Problem to solve:
Each entry below must be repeated exactly, with pictures left out.

Items:
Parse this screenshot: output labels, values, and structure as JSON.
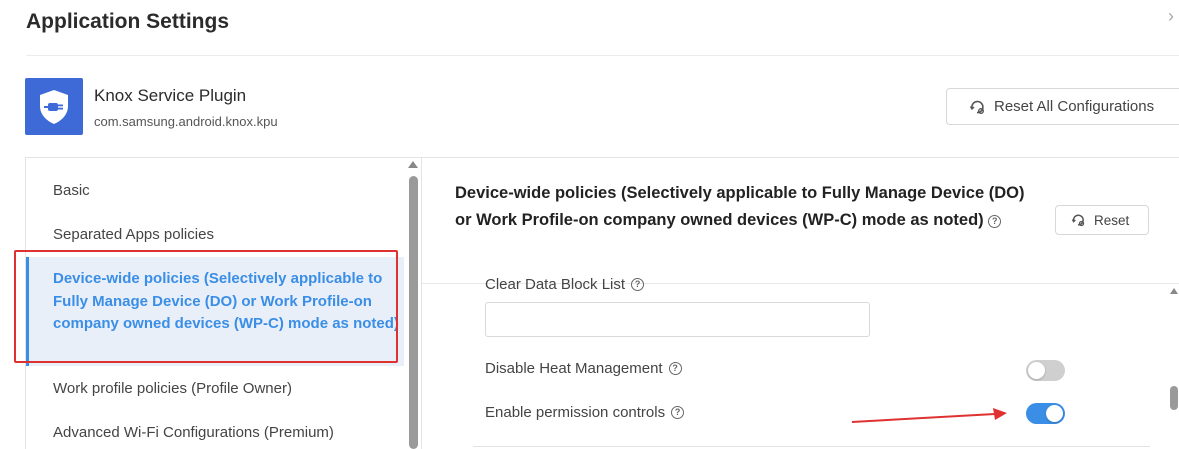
{
  "header": {
    "title": "Application Settings",
    "close_icon": "chevron-right-icon"
  },
  "app": {
    "name": "Knox Service Plugin",
    "package": "com.samsung.android.knox.kpu",
    "icon": "shield-plug-icon",
    "icon_color": "#3d6ad6"
  },
  "toolbar": {
    "reset_all_label": "Reset All Configurations",
    "reset_icon": "reset-gear-icon"
  },
  "sidebar": {
    "items": [
      {
        "label": "Basic"
      },
      {
        "label": "Separated Apps policies"
      },
      {
        "label": "Device-wide policies (Selectively applicable to Fully Manage Device (DO) or Work Profile-on company owned devices (WP-C) mode as noted)",
        "active": true
      },
      {
        "label": "Work profile policies (Profile Owner)"
      },
      {
        "label": "Advanced Wi-Fi Configurations (Premium)"
      }
    ]
  },
  "section": {
    "title": "Device-wide policies (Selectively applicable to Fully Manage Device (DO) or Work Profile-on company owned devices (WP-C) mode as noted)",
    "help_glyph": "?",
    "reset_label": "Reset"
  },
  "fields": {
    "clear_data_block_list": {
      "label": "Clear Data Block List",
      "value": "",
      "placeholder": ""
    },
    "disable_heat_management": {
      "label": "Disable Heat Management",
      "enabled": false
    },
    "enable_permission_controls": {
      "label": "Enable permission controls",
      "enabled": true
    }
  },
  "colors": {
    "accent": "#3a8ee6",
    "annotation": "#e03131",
    "active_bg": "#e9eff9"
  }
}
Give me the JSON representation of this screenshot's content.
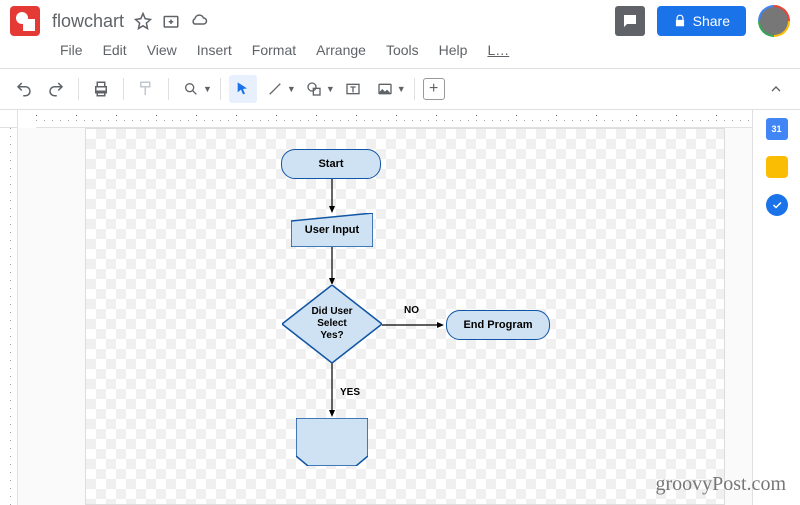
{
  "header": {
    "title": "flowchart",
    "share_label": "Share"
  },
  "menu": {
    "file": "File",
    "edit": "Edit",
    "view": "View",
    "insert": "Insert",
    "format": "Format",
    "arrange": "Arrange",
    "tools": "Tools",
    "help": "Help",
    "overflow": "L…"
  },
  "sidepanel": {
    "calendar_day": "31"
  },
  "flowchart": {
    "start": "Start",
    "user_input": "User Input",
    "decision": "Did User\nSelect\nYes?",
    "no_label": "NO",
    "yes_label": "YES",
    "end_program": "End Program"
  },
  "watermark": "groovyPost.com"
}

Finished exercise:
Parse this screenshot: output labels, values, and structure as JSON.
{
  "header": {
    "title": "Application Settings",
    "close_icon": "chevron-right-icon"
  },
  "app": {
    "name": "Knox Service Plugin",
    "package": "com.samsung.android.knox.kpu",
    "icon": "shield-plug-icon",
    "icon_color": "#3d6ad6"
  },
  "toolbar": {
    "reset_all_label": "Reset All Configurations",
    "reset_icon": "reset-gear-icon"
  },
  "sidebar": {
    "items": [
      {
        "label": "Basic"
      },
      {
        "label": "Separated Apps policies"
      },
      {
        "label": "Device-wide policies (Selectively applicable to Fully Manage Device (DO) or Work Profile-on company owned devices (WP-C) mode as noted)",
        "active": true
      },
      {
        "label": "Work profile policies (Profile Owner)"
      },
      {
        "label": "Advanced Wi-Fi Configurations (Premium)"
      }
    ]
  },
  "section": {
    "title": "Device-wide policies (Selectively applicable to Fully Manage Device (DO) or Work Profile-on company owned devices (WP-C) mode as noted)",
    "help_glyph": "?",
    "reset_label": "Reset"
  },
  "fields": {
    "clear_data_block_list": {
      "label": "Clear Data Block List",
      "value": "",
      "placeholder": ""
    },
    "disable_heat_management": {
      "label": "Disable Heat Management",
      "enabled": false
    },
    "enable_permission_controls": {
      "label": "Enable permission controls",
      "enabled": true
    }
  },
  "colors": {
    "accent": "#3a8ee6",
    "annotation": "#e03131",
    "active_bg": "#e9eff9"
  }
}
Give me the JSON representation of this screenshot's content.
{
  "header": {
    "title": "flowchart",
    "share_label": "Share"
  },
  "menu": {
    "file": "File",
    "edit": "Edit",
    "view": "View",
    "insert": "Insert",
    "format": "Format",
    "arrange": "Arrange",
    "tools": "Tools",
    "help": "Help",
    "overflow": "L…"
  },
  "sidepanel": {
    "calendar_day": "31"
  },
  "flowchart": {
    "start": "Start",
    "user_input": "User Input",
    "decision": "Did User\nSelect\nYes?",
    "no_label": "NO",
    "yes_label": "YES",
    "end_program": "End Program"
  },
  "watermark": "groovyPost.com"
}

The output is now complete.